Records.
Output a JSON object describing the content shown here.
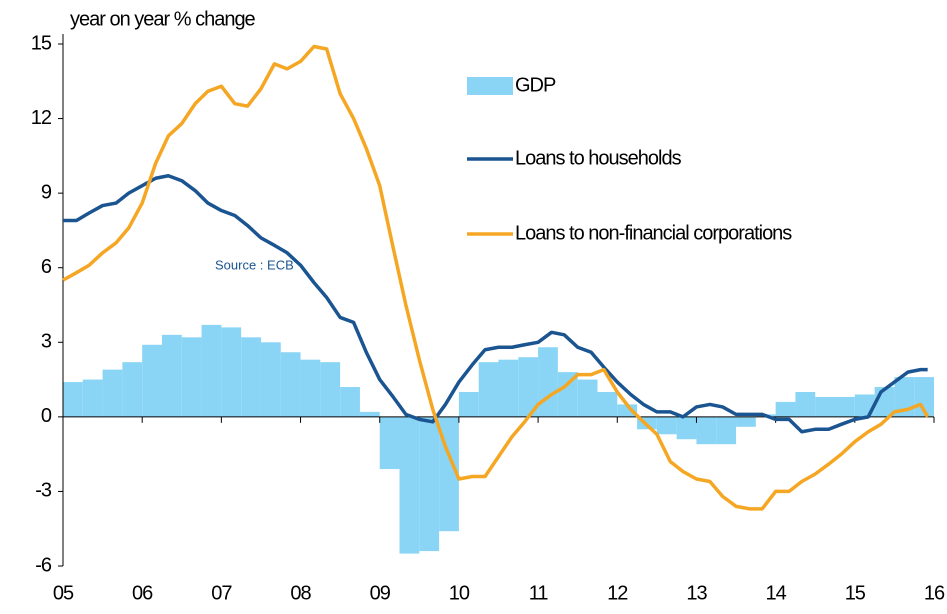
{
  "chart_data": {
    "type": "bar-line",
    "y_label": "year on year % change",
    "annotation": "Source : ECB",
    "xlim": [
      5,
      16
    ],
    "xticks": [
      {
        "value": 5,
        "label": "05"
      },
      {
        "value": 6,
        "label": "06"
      },
      {
        "value": 7,
        "label": "07"
      },
      {
        "value": 8,
        "label": "08"
      },
      {
        "value": 9,
        "label": "09"
      },
      10,
      11,
      12,
      13,
      14,
      15,
      16
    ],
    "ylim": [
      -6,
      15
    ],
    "yticks": [
      -6,
      -3,
      0,
      3,
      6,
      9,
      12,
      15
    ],
    "series": [
      {
        "name": "GDP",
        "type": "bar",
        "color": "#8ad5f5",
        "x": [
          5,
          5.25,
          5.5,
          5.75,
          6,
          6.25,
          6.5,
          6.75,
          7,
          7.25,
          7.5,
          7.75,
          8,
          8.25,
          8.5,
          8.75,
          9,
          9.25,
          9.5,
          9.75,
          10,
          10.25,
          10.5,
          10.75,
          11,
          11.25,
          11.5,
          11.75,
          12,
          12.25,
          12.5,
          12.75,
          13,
          13.25,
          13.5,
          13.75,
          14,
          14.25,
          14.5,
          14.75,
          15,
          15.25,
          15.5,
          15.75
        ],
        "values": [
          1.4,
          1.5,
          1.9,
          2.2,
          2.9,
          3.3,
          3.2,
          3.7,
          3.6,
          3.2,
          3.0,
          2.6,
          2.3,
          2.2,
          1.2,
          0.2,
          -2.1,
          -5.5,
          -5.4,
          -4.6,
          1.0,
          2.2,
          2.3,
          2.4,
          2.8,
          1.8,
          1.5,
          1.0,
          0.5,
          -0.5,
          -0.7,
          -0.9,
          -1.1,
          -1.1,
          -0.4,
          0.1,
          0.6,
          1.0,
          0.8,
          0.8,
          0.9,
          1.2,
          1.6,
          1.6
        ]
      },
      {
        "name": "Loans to households",
        "type": "line",
        "color": "#1b5591",
        "x": [
          5,
          5.17,
          5.33,
          5.5,
          5.67,
          5.83,
          6,
          6.17,
          6.33,
          6.5,
          6.67,
          6.83,
          7,
          7.17,
          7.33,
          7.5,
          7.67,
          7.83,
          8,
          8.17,
          8.33,
          8.5,
          8.67,
          8.83,
          9,
          9.17,
          9.33,
          9.5,
          9.67,
          9.83,
          10,
          10.17,
          10.33,
          10.5,
          10.67,
          10.83,
          11,
          11.17,
          11.33,
          11.5,
          11.67,
          11.83,
          12,
          12.17,
          12.33,
          12.5,
          12.67,
          12.83,
          13,
          13.17,
          13.33,
          13.5,
          13.67,
          13.83,
          14,
          14.17,
          14.33,
          14.5,
          14.67,
          14.83,
          15,
          15.17,
          15.33,
          15.5,
          15.67,
          15.83,
          15.92
        ],
        "values": [
          7.9,
          7.9,
          8.2,
          8.5,
          8.6,
          9.0,
          9.3,
          9.6,
          9.7,
          9.5,
          9.1,
          8.6,
          8.3,
          8.1,
          7.7,
          7.2,
          6.9,
          6.6,
          6.1,
          5.4,
          4.8,
          4.0,
          3.8,
          2.6,
          1.5,
          0.8,
          0.1,
          -0.1,
          -0.2,
          0.5,
          1.4,
          2.1,
          2.7,
          2.8,
          2.8,
          2.9,
          3.0,
          3.4,
          3.3,
          2.8,
          2.6,
          2.0,
          1.4,
          0.9,
          0.5,
          0.2,
          0.2,
          0.0,
          0.4,
          0.5,
          0.4,
          0.1,
          0.1,
          0.1,
          -0.1,
          -0.1,
          -0.6,
          -0.5,
          -0.5,
          -0.3,
          -0.1,
          0.0,
          1.0,
          1.4,
          1.8,
          1.9,
          1.9
        ]
      },
      {
        "name": "Loans to non-financial corporations",
        "type": "line",
        "color": "#f5a623",
        "x": [
          5,
          5.17,
          5.33,
          5.5,
          5.67,
          5.83,
          6,
          6.17,
          6.33,
          6.5,
          6.67,
          6.83,
          7,
          7.17,
          7.33,
          7.5,
          7.67,
          7.83,
          8,
          8.17,
          8.33,
          8.5,
          8.67,
          8.83,
          9,
          9.17,
          9.33,
          9.5,
          9.67,
          9.83,
          10,
          10.17,
          10.33,
          10.5,
          10.67,
          10.83,
          11,
          11.17,
          11.33,
          11.5,
          11.67,
          11.83,
          12,
          12.17,
          12.33,
          12.5,
          12.67,
          12.83,
          13,
          13.17,
          13.33,
          13.5,
          13.67,
          13.83,
          14,
          14.17,
          14.33,
          14.5,
          14.67,
          14.83,
          15,
          15.17,
          15.33,
          15.5,
          15.67,
          15.83,
          15.92
        ],
        "values": [
          5.5,
          5.8,
          6.1,
          6.6,
          7.0,
          7.6,
          8.6,
          10.2,
          11.3,
          11.8,
          12.6,
          13.1,
          13.3,
          12.6,
          12.5,
          13.2,
          14.2,
          14.0,
          14.3,
          14.9,
          14.8,
          13.0,
          12.0,
          10.8,
          9.3,
          6.8,
          4.5,
          2.3,
          0.3,
          -1.2,
          -2.5,
          -2.4,
          -2.4,
          -1.6,
          -0.8,
          -0.2,
          0.5,
          0.9,
          1.2,
          1.7,
          1.7,
          1.9,
          1.0,
          0.3,
          -0.2,
          -0.7,
          -1.8,
          -2.2,
          -2.5,
          -2.6,
          -3.2,
          -3.6,
          -3.7,
          -3.7,
          -3.0,
          -3.0,
          -2.6,
          -2.3,
          -1.9,
          -1.5,
          -1.0,
          -0.6,
          -0.3,
          0.2,
          0.3,
          0.5,
          0.0
        ]
      }
    ]
  }
}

The task. Filter the records above for lines containing the word "name", and copy those lines.

Task solution.
        "name": "GDP",
        "name": "Loans to households",
        "name": "Loans to non-financial corporations",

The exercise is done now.